Exercise objective: Copy out the lines from the one containing "382, 452, 394]" through the one containing "183, 705, 195]", including both of those lines, and no other lines.

[Recorded data]

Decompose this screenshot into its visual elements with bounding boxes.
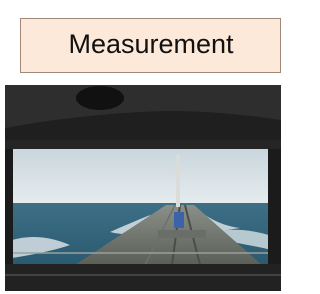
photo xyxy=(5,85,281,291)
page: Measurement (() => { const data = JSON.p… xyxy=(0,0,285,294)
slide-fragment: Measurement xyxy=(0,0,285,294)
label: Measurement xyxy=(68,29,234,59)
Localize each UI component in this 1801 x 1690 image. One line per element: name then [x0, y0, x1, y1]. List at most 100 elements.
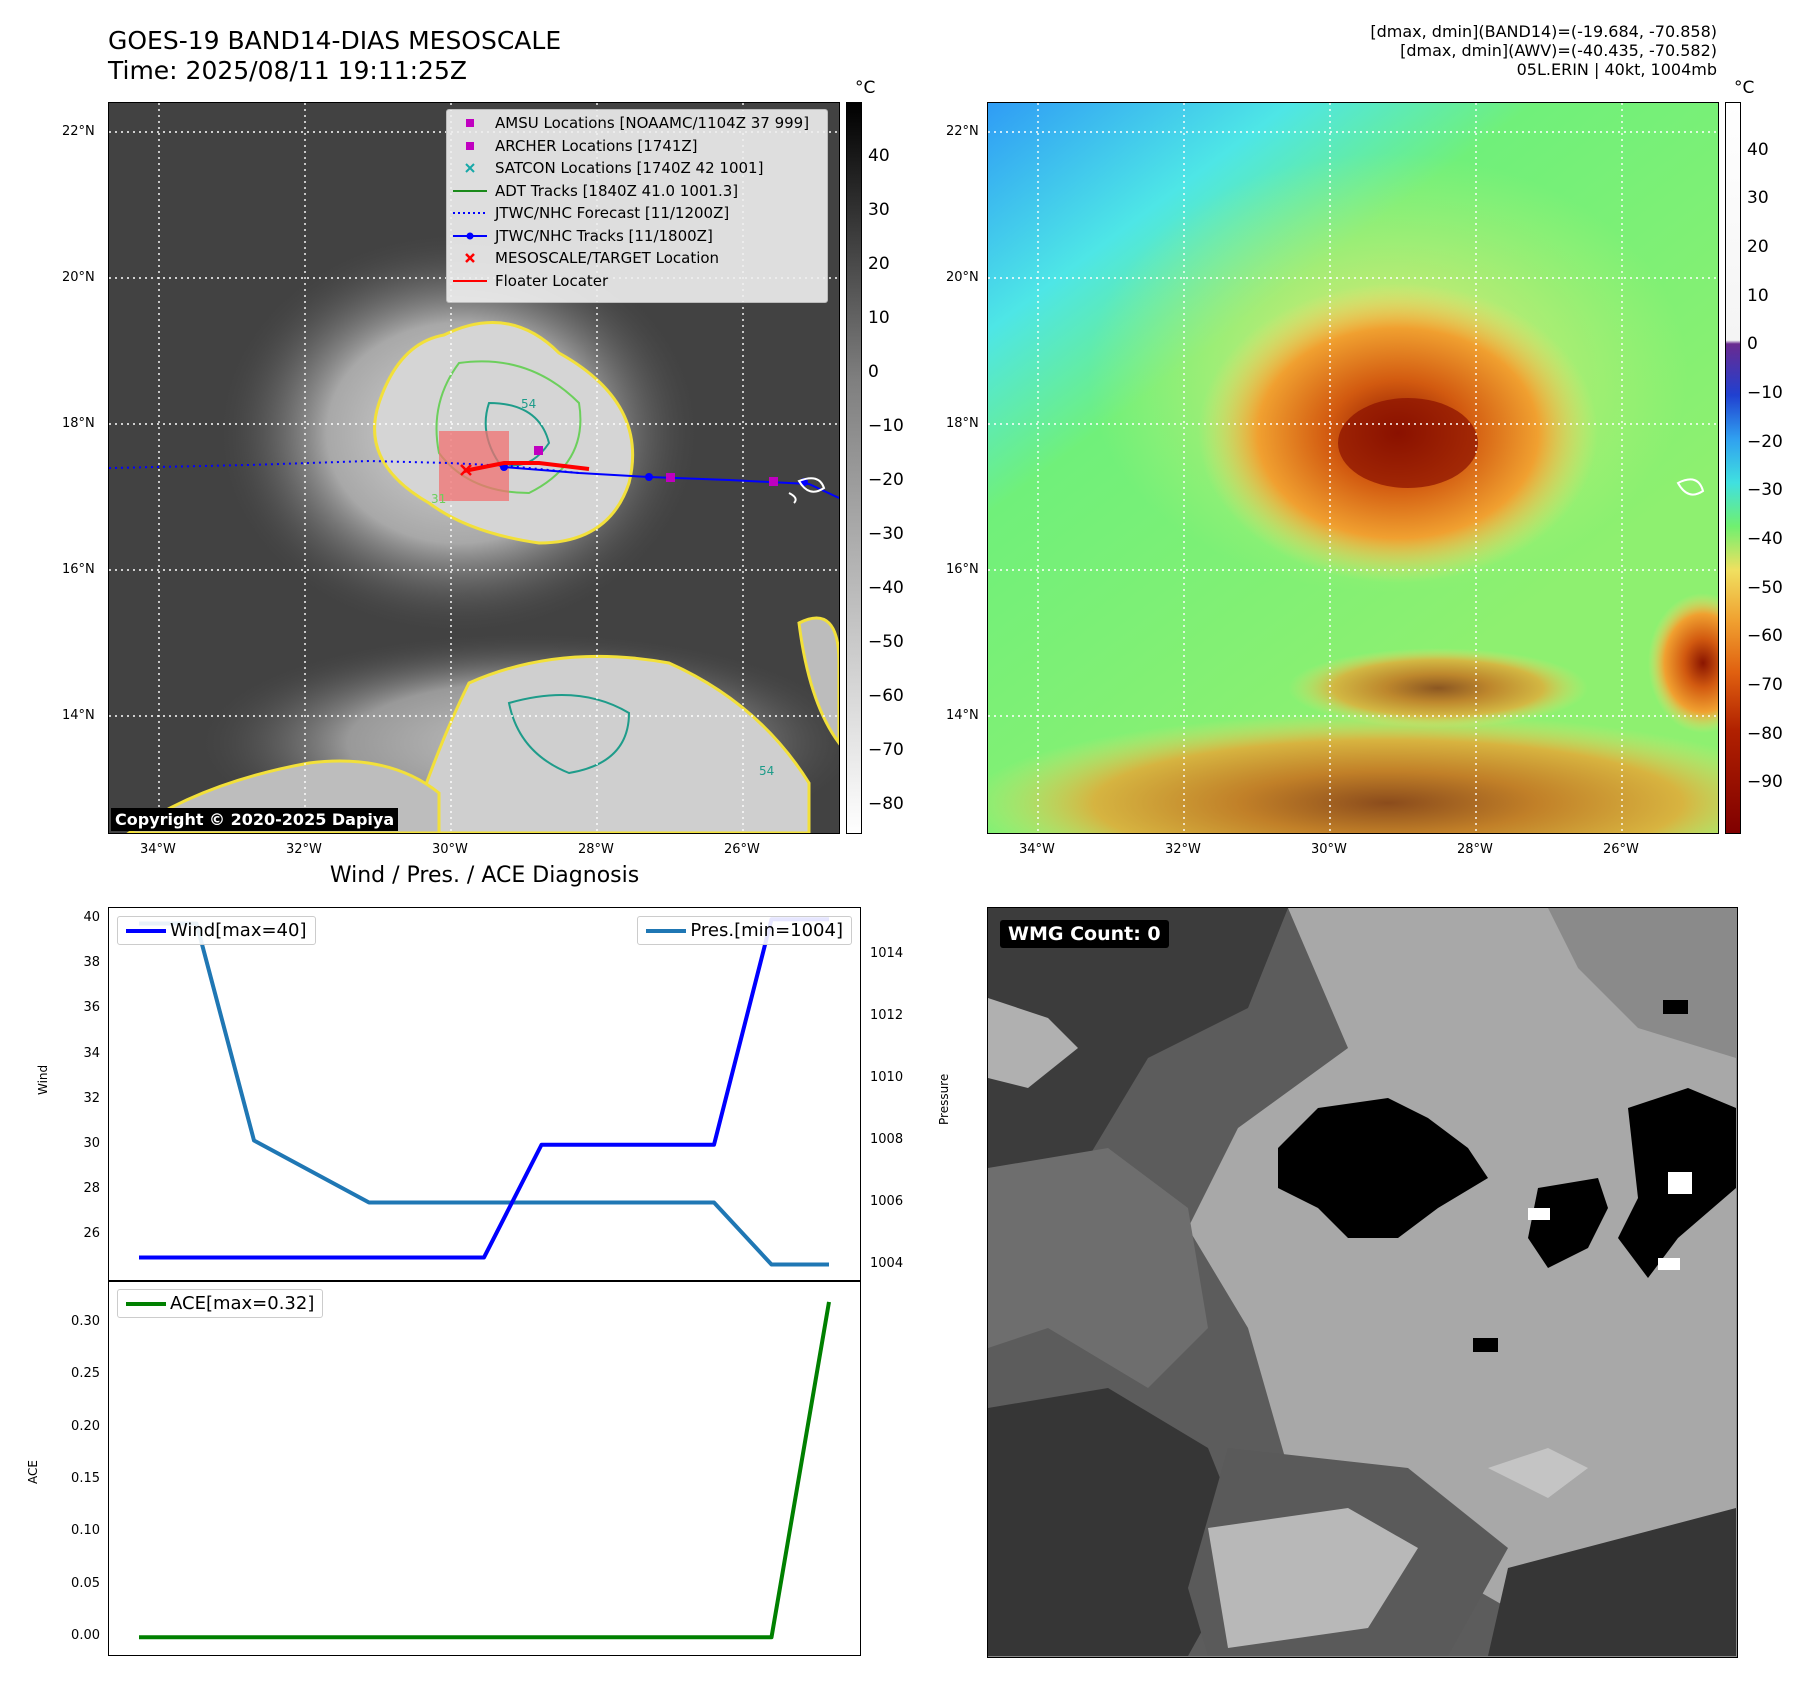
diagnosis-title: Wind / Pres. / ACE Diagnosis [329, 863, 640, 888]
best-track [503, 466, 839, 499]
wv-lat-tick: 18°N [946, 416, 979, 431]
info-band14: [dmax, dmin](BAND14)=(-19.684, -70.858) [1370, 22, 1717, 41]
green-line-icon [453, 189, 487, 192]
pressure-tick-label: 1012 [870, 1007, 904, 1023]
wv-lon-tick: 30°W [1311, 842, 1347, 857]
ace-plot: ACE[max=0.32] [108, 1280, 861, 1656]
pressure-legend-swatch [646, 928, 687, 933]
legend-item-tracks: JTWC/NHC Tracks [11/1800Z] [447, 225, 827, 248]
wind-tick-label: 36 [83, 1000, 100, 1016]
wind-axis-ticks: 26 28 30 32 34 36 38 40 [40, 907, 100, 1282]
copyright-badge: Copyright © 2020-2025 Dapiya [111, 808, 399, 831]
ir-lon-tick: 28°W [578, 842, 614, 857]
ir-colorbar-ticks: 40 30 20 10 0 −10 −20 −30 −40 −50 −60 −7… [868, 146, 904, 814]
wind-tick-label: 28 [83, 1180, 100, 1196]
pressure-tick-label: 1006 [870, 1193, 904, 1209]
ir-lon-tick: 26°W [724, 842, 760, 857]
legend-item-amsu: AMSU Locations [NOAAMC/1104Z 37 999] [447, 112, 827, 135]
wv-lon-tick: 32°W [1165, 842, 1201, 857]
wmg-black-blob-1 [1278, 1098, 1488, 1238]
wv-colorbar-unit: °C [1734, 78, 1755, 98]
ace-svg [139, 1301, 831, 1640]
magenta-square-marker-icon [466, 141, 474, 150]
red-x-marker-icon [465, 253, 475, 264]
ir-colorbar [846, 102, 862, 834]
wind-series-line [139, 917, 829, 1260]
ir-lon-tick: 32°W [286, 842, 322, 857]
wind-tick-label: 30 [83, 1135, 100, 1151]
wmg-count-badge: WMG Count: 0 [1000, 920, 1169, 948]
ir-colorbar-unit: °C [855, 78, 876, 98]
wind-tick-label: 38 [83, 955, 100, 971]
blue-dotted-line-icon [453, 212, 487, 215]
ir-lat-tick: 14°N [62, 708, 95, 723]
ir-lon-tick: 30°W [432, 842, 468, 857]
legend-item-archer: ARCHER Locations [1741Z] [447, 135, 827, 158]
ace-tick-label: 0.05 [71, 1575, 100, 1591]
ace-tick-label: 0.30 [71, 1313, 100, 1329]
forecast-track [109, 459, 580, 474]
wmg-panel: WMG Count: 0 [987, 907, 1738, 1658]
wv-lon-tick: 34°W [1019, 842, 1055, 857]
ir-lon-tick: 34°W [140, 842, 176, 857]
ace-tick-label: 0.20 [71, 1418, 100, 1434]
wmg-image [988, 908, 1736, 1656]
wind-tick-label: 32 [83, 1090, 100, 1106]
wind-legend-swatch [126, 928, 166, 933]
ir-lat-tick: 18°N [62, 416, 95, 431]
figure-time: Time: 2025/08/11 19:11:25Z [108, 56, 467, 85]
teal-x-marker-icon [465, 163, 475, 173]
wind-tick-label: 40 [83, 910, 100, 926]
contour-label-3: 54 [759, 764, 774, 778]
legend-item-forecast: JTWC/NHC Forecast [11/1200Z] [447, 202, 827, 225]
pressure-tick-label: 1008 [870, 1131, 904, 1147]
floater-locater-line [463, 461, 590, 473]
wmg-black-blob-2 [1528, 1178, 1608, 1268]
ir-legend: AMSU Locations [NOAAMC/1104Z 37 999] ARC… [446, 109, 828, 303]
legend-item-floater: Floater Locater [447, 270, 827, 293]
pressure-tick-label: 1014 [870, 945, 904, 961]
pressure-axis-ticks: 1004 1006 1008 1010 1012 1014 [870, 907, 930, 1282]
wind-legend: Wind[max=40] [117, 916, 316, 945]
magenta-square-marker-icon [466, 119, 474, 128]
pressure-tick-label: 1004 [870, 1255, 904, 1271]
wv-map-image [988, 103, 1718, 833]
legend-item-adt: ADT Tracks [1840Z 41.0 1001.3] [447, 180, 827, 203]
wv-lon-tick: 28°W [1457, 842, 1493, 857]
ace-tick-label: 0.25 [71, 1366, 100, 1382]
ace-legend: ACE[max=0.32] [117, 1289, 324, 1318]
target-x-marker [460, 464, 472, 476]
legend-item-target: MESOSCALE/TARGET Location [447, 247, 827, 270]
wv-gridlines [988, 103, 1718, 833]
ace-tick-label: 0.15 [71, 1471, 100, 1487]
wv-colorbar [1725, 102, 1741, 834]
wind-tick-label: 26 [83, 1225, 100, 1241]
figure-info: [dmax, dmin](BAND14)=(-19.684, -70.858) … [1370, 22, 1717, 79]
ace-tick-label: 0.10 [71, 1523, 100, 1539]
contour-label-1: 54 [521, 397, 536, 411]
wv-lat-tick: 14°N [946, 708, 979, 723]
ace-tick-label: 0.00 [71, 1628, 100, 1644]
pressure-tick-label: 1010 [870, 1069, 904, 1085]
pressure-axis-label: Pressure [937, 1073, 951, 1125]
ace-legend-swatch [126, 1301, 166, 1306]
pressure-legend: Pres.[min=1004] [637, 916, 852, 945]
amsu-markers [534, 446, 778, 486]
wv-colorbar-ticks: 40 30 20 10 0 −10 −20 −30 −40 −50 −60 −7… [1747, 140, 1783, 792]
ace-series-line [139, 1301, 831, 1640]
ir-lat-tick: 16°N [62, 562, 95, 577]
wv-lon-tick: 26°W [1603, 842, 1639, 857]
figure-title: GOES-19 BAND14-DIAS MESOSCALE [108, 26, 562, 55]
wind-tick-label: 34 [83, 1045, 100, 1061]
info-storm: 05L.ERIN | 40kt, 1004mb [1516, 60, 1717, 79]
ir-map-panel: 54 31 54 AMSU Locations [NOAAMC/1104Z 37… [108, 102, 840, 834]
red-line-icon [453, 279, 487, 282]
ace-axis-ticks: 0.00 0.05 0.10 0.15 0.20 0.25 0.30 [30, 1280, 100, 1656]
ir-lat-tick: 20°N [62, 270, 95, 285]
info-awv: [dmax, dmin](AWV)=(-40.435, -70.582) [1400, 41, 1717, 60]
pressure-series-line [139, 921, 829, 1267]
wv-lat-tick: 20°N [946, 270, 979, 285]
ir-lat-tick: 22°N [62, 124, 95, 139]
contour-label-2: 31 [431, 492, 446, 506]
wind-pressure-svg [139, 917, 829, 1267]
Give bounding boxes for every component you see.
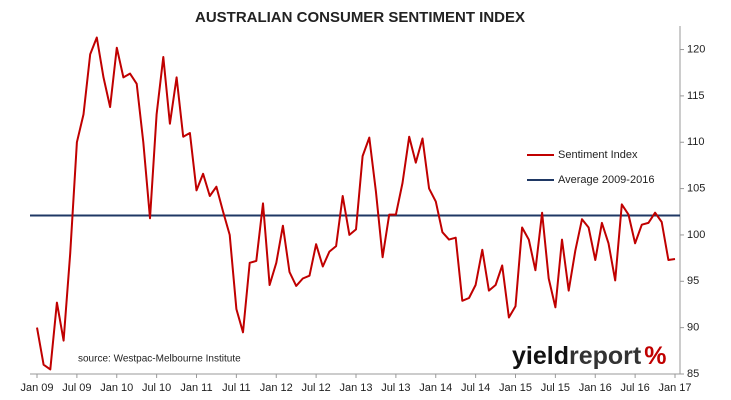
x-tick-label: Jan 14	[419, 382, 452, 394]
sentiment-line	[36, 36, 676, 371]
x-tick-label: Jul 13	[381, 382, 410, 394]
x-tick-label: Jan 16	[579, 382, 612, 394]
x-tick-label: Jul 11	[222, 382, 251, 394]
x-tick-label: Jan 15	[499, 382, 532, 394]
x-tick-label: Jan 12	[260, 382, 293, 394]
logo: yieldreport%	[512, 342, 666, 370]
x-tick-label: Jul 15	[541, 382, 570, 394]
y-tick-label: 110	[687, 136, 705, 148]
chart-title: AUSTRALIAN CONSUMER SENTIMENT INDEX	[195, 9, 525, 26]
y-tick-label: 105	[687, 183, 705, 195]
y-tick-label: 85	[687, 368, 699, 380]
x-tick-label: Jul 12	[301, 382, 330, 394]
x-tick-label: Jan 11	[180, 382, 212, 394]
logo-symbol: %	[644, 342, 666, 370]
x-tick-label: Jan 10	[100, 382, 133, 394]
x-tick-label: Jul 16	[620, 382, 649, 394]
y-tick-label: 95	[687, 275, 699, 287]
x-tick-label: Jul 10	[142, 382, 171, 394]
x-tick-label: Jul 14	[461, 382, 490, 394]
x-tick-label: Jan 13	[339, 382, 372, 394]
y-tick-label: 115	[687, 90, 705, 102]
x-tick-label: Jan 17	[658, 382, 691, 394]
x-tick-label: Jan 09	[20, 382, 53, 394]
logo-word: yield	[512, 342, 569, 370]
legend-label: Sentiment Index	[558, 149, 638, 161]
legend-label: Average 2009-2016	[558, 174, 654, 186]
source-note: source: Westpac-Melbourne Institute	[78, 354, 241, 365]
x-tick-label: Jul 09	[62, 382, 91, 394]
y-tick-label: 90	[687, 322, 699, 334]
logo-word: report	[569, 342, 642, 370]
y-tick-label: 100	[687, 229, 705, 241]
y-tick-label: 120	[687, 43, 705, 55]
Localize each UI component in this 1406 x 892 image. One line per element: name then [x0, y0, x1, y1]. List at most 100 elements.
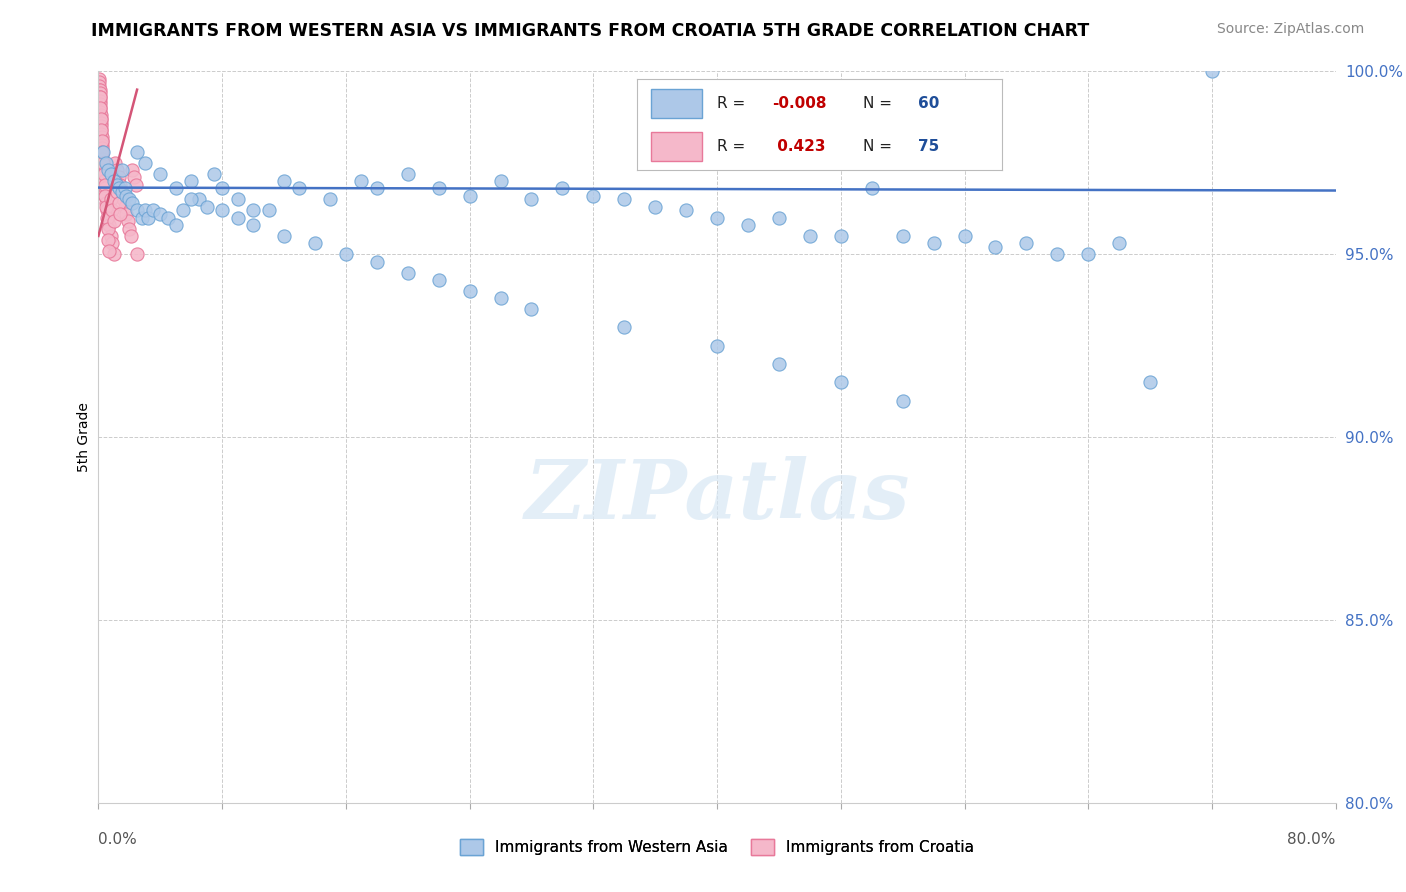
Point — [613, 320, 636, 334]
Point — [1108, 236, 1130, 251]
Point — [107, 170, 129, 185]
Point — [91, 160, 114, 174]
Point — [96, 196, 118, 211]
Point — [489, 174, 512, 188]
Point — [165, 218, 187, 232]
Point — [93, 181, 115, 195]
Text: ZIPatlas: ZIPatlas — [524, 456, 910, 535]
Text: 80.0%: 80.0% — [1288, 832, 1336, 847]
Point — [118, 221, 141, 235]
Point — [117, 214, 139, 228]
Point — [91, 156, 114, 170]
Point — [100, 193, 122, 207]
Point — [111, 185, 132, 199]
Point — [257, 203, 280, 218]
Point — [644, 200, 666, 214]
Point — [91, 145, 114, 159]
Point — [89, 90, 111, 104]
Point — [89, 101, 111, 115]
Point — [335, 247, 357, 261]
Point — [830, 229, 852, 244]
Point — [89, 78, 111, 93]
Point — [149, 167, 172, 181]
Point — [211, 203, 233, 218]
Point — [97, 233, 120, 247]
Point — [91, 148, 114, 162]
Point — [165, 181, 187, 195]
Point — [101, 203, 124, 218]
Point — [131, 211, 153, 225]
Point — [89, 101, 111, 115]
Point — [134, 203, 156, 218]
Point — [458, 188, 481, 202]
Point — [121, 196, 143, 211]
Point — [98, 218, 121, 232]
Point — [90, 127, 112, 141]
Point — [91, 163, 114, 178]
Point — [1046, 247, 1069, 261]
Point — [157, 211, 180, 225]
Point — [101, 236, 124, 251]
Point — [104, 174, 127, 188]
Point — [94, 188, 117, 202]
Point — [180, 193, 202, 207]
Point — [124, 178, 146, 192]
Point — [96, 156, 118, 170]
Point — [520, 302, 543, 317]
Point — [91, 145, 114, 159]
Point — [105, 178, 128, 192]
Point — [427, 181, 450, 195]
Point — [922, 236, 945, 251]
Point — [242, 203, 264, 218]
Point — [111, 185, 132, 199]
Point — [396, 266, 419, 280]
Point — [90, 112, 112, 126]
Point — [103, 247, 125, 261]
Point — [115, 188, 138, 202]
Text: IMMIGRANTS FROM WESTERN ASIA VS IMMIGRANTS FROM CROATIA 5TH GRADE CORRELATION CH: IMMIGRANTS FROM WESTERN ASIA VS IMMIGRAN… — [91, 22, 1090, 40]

Reply to the exercise:
x-tick-label: Jan 14	[419, 382, 452, 394]
sentiment-line	[36, 36, 676, 371]
x-tick-label: Jul 13	[381, 382, 410, 394]
x-tick-label: Jan 16	[579, 382, 612, 394]
x-tick-label: Jul 11	[222, 382, 251, 394]
x-tick-label: Jan 15	[499, 382, 532, 394]
x-tick-label: Jan 12	[260, 382, 293, 394]
logo: yieldreport%	[512, 342, 666, 370]
x-tick-label: Jul 15	[541, 382, 570, 394]
y-tick-label: 110	[687, 136, 705, 148]
chart-title: AUSTRALIAN CONSUMER SENTIMENT INDEX	[195, 9, 525, 26]
y-tick-label: 105	[687, 183, 705, 195]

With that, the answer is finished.